▶ _Problem to work on_
Only lines with the word "into" are needed; collect each of them from the listing below.

▶ _Dataset records_
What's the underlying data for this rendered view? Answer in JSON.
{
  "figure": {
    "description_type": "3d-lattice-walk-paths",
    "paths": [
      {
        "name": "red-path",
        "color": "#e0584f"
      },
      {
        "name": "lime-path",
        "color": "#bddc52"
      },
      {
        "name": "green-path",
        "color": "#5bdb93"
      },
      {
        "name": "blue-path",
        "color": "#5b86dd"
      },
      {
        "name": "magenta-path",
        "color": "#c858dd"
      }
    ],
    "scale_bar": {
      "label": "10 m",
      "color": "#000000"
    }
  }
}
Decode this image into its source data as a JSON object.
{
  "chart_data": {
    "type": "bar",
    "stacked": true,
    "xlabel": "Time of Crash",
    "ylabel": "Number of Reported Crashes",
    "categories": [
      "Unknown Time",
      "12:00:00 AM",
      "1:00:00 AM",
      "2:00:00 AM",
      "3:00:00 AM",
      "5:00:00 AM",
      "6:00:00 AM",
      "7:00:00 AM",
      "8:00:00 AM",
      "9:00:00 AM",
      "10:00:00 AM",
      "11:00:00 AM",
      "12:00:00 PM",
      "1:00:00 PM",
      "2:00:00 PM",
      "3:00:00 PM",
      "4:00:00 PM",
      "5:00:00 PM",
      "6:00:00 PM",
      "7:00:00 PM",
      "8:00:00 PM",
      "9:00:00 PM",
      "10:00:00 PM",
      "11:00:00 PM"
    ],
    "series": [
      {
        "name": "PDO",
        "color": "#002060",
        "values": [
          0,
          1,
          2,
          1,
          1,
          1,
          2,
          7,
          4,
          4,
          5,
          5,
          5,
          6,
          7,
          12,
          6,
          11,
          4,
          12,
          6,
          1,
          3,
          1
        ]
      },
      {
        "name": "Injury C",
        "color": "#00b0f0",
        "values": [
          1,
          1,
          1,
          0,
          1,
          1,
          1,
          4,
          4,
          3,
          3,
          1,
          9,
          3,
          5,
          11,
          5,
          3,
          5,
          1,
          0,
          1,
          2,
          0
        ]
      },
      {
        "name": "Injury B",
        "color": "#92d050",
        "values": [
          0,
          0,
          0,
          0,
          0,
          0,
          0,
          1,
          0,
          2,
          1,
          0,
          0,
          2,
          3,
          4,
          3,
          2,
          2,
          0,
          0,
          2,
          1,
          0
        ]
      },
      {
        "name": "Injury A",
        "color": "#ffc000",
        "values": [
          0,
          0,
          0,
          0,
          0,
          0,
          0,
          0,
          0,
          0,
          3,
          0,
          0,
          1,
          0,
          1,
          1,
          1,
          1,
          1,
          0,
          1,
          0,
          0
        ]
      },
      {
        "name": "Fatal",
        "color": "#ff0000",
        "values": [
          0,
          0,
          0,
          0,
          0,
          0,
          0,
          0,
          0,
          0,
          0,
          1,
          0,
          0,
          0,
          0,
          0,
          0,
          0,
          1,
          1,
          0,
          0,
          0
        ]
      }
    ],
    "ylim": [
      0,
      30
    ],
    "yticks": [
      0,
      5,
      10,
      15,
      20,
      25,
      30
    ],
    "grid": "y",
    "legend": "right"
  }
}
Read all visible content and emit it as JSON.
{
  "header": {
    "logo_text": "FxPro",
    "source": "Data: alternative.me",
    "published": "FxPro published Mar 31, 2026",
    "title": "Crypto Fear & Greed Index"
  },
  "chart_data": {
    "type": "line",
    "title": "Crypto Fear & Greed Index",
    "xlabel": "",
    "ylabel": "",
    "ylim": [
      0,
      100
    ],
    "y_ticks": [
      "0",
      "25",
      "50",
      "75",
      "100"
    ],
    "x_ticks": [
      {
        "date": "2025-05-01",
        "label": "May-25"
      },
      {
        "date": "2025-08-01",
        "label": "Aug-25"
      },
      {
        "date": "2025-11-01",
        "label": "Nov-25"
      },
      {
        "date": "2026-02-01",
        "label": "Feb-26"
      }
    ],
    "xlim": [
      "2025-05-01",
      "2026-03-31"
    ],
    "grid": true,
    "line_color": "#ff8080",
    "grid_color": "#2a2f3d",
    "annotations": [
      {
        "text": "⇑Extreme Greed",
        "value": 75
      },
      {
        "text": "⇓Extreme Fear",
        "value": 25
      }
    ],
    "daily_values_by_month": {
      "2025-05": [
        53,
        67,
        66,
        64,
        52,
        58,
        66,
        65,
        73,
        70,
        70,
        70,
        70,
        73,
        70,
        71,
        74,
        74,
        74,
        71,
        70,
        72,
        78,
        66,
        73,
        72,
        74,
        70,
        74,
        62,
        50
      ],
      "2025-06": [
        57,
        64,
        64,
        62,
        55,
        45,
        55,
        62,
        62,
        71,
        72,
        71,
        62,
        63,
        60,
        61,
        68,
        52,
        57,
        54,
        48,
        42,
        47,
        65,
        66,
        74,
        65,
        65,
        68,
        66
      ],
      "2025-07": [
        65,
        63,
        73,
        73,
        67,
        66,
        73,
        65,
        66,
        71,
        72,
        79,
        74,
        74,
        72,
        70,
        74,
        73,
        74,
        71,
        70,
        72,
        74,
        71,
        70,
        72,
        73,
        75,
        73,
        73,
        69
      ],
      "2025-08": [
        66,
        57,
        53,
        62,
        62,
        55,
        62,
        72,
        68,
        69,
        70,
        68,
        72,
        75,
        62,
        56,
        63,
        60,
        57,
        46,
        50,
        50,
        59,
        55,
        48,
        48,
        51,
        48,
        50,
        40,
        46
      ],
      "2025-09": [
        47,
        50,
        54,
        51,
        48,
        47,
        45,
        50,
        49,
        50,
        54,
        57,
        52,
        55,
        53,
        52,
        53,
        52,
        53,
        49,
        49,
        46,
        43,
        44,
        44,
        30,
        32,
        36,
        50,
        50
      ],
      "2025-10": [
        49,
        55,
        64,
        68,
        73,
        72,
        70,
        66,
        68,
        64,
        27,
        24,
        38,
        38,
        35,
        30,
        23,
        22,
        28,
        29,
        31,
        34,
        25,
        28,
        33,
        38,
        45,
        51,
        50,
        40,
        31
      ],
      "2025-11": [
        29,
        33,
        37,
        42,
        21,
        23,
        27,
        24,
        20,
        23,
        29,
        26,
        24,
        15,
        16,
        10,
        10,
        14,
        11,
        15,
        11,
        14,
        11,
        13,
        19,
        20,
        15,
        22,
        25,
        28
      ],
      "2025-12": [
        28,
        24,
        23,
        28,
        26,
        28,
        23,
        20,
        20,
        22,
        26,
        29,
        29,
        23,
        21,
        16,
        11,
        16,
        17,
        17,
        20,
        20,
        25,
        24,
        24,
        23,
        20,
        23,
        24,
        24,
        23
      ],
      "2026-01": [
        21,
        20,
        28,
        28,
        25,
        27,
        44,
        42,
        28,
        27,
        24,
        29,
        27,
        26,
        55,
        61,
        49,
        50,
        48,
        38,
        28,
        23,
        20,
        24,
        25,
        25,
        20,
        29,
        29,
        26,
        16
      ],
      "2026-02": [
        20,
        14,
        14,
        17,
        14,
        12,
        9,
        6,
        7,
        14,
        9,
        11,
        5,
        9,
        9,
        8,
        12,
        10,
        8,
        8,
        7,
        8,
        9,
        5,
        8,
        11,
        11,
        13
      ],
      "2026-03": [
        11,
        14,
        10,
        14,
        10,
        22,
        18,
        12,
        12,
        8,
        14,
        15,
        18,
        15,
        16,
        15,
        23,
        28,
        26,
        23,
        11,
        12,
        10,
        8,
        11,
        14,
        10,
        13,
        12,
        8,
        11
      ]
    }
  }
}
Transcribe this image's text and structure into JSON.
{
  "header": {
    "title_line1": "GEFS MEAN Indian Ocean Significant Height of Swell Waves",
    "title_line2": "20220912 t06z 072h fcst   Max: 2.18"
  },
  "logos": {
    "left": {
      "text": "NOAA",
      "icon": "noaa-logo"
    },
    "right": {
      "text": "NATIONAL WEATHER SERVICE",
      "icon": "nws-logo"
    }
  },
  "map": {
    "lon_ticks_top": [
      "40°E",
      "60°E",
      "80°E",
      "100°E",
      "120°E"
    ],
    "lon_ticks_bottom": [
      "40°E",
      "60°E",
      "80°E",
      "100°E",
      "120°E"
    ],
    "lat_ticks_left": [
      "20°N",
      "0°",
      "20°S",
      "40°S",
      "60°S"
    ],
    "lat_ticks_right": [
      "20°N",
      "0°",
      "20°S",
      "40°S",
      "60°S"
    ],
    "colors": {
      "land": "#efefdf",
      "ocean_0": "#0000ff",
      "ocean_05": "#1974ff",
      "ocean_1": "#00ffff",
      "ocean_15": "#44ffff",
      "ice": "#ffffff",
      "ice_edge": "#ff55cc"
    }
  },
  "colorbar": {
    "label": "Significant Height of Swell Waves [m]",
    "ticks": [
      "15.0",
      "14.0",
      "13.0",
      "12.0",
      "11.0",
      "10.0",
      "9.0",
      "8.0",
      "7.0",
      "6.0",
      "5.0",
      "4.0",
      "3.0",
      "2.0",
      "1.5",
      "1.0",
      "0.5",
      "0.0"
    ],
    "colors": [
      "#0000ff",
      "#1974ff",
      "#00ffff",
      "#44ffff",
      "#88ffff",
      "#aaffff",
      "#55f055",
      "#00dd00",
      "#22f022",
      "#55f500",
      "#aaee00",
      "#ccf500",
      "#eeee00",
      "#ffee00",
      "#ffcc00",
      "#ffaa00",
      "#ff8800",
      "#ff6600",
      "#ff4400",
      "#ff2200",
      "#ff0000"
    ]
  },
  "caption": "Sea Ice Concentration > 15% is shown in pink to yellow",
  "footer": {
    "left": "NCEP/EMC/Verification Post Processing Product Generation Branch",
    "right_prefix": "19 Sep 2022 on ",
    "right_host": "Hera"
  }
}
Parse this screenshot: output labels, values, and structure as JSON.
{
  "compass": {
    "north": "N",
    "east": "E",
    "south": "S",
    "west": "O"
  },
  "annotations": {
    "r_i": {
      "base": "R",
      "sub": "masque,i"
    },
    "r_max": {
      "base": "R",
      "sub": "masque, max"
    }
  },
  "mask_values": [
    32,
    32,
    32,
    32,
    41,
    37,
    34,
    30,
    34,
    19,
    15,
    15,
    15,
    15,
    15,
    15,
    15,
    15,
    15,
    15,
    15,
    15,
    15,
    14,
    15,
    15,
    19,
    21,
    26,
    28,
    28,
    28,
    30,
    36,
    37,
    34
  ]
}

▶ _Complete output_
Decode this image into its source data as a JSON object.
Transcribe this image's text and structure into JSON.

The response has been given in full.